TO DO> Print each line exactly as it is given.

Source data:

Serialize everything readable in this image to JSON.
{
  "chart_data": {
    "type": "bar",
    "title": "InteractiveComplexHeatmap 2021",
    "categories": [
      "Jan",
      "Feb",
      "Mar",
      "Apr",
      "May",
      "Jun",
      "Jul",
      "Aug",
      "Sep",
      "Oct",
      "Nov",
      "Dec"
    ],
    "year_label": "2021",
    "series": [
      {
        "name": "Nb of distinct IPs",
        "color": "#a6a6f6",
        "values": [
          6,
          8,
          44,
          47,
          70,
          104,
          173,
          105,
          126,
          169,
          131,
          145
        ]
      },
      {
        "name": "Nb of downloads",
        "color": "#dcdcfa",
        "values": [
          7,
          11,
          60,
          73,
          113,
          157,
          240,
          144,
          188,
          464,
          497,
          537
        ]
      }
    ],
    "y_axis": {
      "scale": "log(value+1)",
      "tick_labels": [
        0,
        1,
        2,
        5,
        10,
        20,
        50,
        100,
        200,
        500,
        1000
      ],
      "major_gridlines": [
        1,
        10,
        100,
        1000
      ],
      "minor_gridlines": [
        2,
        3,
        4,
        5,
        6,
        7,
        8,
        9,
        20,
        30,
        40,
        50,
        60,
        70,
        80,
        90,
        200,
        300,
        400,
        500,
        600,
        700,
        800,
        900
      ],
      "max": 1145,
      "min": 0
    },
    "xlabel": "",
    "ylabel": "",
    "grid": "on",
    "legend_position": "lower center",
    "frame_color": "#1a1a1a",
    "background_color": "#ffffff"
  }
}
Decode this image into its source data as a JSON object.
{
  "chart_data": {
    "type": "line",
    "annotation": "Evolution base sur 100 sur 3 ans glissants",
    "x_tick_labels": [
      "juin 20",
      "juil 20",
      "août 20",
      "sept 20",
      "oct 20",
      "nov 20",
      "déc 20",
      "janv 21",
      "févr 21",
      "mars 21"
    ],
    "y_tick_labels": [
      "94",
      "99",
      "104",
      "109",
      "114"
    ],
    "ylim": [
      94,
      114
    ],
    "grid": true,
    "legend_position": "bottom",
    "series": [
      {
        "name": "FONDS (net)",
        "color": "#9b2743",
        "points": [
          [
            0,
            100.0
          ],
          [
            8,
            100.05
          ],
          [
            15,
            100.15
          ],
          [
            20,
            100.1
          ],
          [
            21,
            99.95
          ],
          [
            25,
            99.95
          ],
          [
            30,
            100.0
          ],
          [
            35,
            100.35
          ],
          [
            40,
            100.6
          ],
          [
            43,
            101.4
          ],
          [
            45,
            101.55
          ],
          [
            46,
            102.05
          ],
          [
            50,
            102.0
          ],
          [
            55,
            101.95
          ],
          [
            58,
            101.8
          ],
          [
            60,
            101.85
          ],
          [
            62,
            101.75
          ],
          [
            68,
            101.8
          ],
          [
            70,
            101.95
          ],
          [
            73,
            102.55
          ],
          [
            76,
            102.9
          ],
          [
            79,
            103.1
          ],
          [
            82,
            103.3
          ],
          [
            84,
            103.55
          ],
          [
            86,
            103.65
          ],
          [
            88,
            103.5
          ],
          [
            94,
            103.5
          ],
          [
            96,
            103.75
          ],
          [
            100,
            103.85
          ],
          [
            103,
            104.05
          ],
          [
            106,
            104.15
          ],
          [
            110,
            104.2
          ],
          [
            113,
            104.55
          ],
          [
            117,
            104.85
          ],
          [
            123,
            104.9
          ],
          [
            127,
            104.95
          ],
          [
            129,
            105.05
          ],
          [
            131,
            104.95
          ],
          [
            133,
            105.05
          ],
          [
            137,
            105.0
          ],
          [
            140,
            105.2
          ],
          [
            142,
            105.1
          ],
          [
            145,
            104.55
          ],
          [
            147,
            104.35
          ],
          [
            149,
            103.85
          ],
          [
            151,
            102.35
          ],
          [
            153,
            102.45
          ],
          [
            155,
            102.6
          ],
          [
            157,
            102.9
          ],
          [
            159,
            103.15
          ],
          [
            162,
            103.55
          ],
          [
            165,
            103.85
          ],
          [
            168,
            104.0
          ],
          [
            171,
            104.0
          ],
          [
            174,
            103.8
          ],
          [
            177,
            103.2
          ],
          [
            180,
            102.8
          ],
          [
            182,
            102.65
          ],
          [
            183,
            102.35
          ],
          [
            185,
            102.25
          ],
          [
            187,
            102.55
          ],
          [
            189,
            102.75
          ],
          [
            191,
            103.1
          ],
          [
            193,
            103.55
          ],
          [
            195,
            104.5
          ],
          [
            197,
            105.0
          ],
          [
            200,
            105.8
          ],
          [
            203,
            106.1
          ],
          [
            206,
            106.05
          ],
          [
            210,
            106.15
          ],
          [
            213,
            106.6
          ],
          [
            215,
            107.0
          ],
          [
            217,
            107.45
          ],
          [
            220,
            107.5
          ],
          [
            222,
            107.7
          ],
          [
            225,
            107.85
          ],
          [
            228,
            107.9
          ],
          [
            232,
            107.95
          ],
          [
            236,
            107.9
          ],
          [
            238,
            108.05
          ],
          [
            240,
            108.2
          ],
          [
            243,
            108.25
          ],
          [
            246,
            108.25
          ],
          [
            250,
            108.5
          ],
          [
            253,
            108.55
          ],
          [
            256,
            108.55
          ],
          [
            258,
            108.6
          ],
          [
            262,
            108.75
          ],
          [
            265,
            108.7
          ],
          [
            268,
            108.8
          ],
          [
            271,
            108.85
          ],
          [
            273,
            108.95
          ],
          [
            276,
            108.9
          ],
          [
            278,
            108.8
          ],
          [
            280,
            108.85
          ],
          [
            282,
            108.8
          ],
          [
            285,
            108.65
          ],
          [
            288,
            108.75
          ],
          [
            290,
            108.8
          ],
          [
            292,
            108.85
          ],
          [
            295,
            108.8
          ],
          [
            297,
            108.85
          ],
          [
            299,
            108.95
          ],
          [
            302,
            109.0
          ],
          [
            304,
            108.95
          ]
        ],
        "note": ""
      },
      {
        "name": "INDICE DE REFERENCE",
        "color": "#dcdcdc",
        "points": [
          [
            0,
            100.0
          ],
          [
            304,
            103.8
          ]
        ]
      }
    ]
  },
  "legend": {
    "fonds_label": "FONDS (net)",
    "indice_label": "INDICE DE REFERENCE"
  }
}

ANSWER TO THIS TASK>
Serialize everything readable in this image to JSON.
{
  "chart_data": {
    "type": "bar",
    "title": "InteractiveComplexHeatmap 2021",
    "categories": [
      "Jan",
      "Feb",
      "Mar",
      "Apr",
      "May",
      "Jun",
      "Jul",
      "Aug",
      "Sep",
      "Oct",
      "Nov",
      "Dec"
    ],
    "year_label": "2021",
    "series": [
      {
        "name": "Nb of distinct IPs",
        "color": "#a6a6f6",
        "values": [
          6,
          8,
          44,
          47,
          70,
          104,
          173,
          105,
          126,
          169,
          131,
          145
        ]
      },
      {
        "name": "Nb of downloads",
        "color": "#dcdcfa",
        "values": [
          7,
          11,
          60,
          73,
          113,
          157,
          240,
          144,
          188,
          464,
          497,
          537
        ]
      }
    ],
    "y_axis": {
      "scale": "log(value+1)",
      "tick_labels": [
        0,
        1,
        2,
        5,
        10,
        20,
        50,
        100,
        200,
        500,
        1000
      ],
      "major_gridlines": [
        1,
        10,
        100,
        1000
      ],
      "minor_gridlines": [
        2,
        3,
        4,
        5,
        6,
        7,
        8,
        9,
        20,
        30,
        40,
        50,
        60,
        70,
        80,
        90,
        200,
        300,
        400,
        500,
        600,
        700,
        800,
        900
      ],
      "max": 1145,
      "min": 0
    },
    "xlabel": "",
    "ylabel": "",
    "grid": "on",
    "legend_position": "lower center",
    "frame_color": "#1a1a1a",
    "background_color": "#ffffff"
  }
}
Decode this image into its source data as a JSON object.
{
  "chart_data": {
    "type": "line",
    "annotation": "Evolution base sur 100 sur 3 ans glissants",
    "x_tick_labels": [
      "juin 20",
      "juil 20",
      "août 20",
      "sept 20",
      "oct 20",
      "nov 20",
      "déc 20",
      "janv 21",
      "févr 21",
      "mars 21"
    ],
    "y_tick_labels": [
      "94",
      "99",
      "104",
      "109",
      "114"
    ],
    "ylim": [
      94,
      114
    ],
    "grid": true,
    "legend_position": "bottom",
    "series": [
      {
        "name": "FONDS (net)",
        "color": "#9b2743",
        "points": [
          [
            0,
            100.0
          ],
          [
            8,
            100.05
          ],
          [
            15,
            100.15
          ],
          [
            20,
            100.1
          ],
          [
            21,
            99.95
          ],
          [
            25,
            99.95
          ],
          [
            30,
            100.0
          ],
          [
            35,
            100.35
          ],
          [
            40,
            100.6
          ],
          [
            43,
            101.4
          ],
          [
            45,
            101.55
          ],
          [
            46,
            102.05
          ],
          [
            50,
            102.0
          ],
          [
            55,
            101.95
          ],
          [
            58,
            101.8
          ],
          [
            60,
            101.85
          ],
          [
            62,
            101.75
          ],
          [
            68,
            101.8
          ],
          [
            70,
            101.95
          ],
          [
            73,
            102.55
          ],
          [
            76,
            102.9
          ],
          [
            79,
            103.1
          ],
          [
            82,
            103.3
          ],
          [
            84,
            103.55
          ],
          [
            86,
            103.65
          ],
          [
            88,
            103.5
          ],
          [
            94,
            103.5
          ],
          [
            96,
            103.75
          ],
          [
            100,
            103.85
          ],
          [
            103,
            104.05
          ],
          [
            106,
            104.15
          ],
          [
            110,
            104.2
          ],
          [
            113,
            104.55
          ],
          [
            117,
            104.85
          ],
          [
            123,
            104.9
          ],
          [
            127,
            104.95
          ],
          [
            129,
            105.05
          ],
          [
            131,
            104.95
          ],
          [
            133,
            105.05
          ],
          [
            137,
            105.0
          ],
          [
            140,
            105.2
          ],
          [
            142,
            105.1
          ],
          [
            145,
            104.55
          ],
          [
            147,
            104.35
          ],
          [
            149,
            103.85
          ],
          [
            151,
            102.35
          ],
          [
            153,
            102.45
          ],
          [
            155,
            102.6
          ],
          [
            157,
            102.9
          ],
          [
            159,
            103.15
          ],
          [
            162,
            103.55
          ],
          [
            165,
            103.85
          ],
          [
            168,
            104.0
          ],
          [
            171,
            104.0
          ],
          [
            174,
            103.8
          ],
          [
            177,
            103.2
          ],
          [
            180,
            102.8
          ],
          [
            182,
            102.65
          ],
          [
            183,
            102.35
          ],
          [
            185,
            102.25
          ],
          [
            187,
            102.55
          ],
          [
            189,
            102.75
          ],
          [
            191,
            103.1
          ],
          [
            193,
            103.55
          ],
          [
            195,
            104.5
          ],
          [
            197,
            105.0
          ],
          [
            200,
            105.8
          ],
          [
            203,
            106.1
          ],
          [
            206,
            106.05
          ],
          [
            210,
            106.15
          ],
          [
            213,
            106.6
          ],
          [
            215,
            107.0
          ],
          [
            217,
            107.45
          ],
          [
            220,
            107.5
          ],
          [
            222,
            107.7
          ],
          [
            225,
            107.85
          ],
          [
            228,
            107.9
          ],
          [
            232,
            107.95
          ],
          [
            236,
            107.9
          ],
          [
            238,
            108.05
          ],
          [
            240,
            108.2
          ],
          [
            243,
            108.25
          ],
          [
            246,
            108.25
          ],
          [
            250,
            108.5
          ],
          [
            253,
            108.55
          ],
          [
            256,
            108.55
          ],
          [
            258,
            108.6
          ],
          [
            262,
            108.75
          ],
          [
            265,
            108.7
          ],
          [
            268,
            108.8
          ],
          [
            271,
            108.85
          ],
          [
            273,
            108.95
          ],
          [
            276,
            108.9
          ],
          [
            278,
            108.8
          ],
          [
            280,
            108.85
          ],
          [
            282,
            108.8
          ],
          [
            285,
            108.65
          ],
          [
            288,
            108.75
          ],
          [
            290,
            108.8
          ],
          [
            292,
            108.85
          ],
          [
            295,
            108.8
          ],
          [
            297,
            108.85
          ],
          [
            299,
            108.95
          ],
          [
            302,
            109.0
          ],
          [
            304,
            108.95
          ]
        ],
        "note": ""
      },
      {
        "name": "INDICE DE REFERENCE",
        "color": "#dcdcdc",
        "points": [
          [
            0,
            100.0
          ],
          [
            304,
            103.8
          ]
        ]
      }
    ]
  },
  "legend": {
    "fonds_label": "FONDS (net)",
    "indice_label": "INDICE DE REFERENCE"
  }
}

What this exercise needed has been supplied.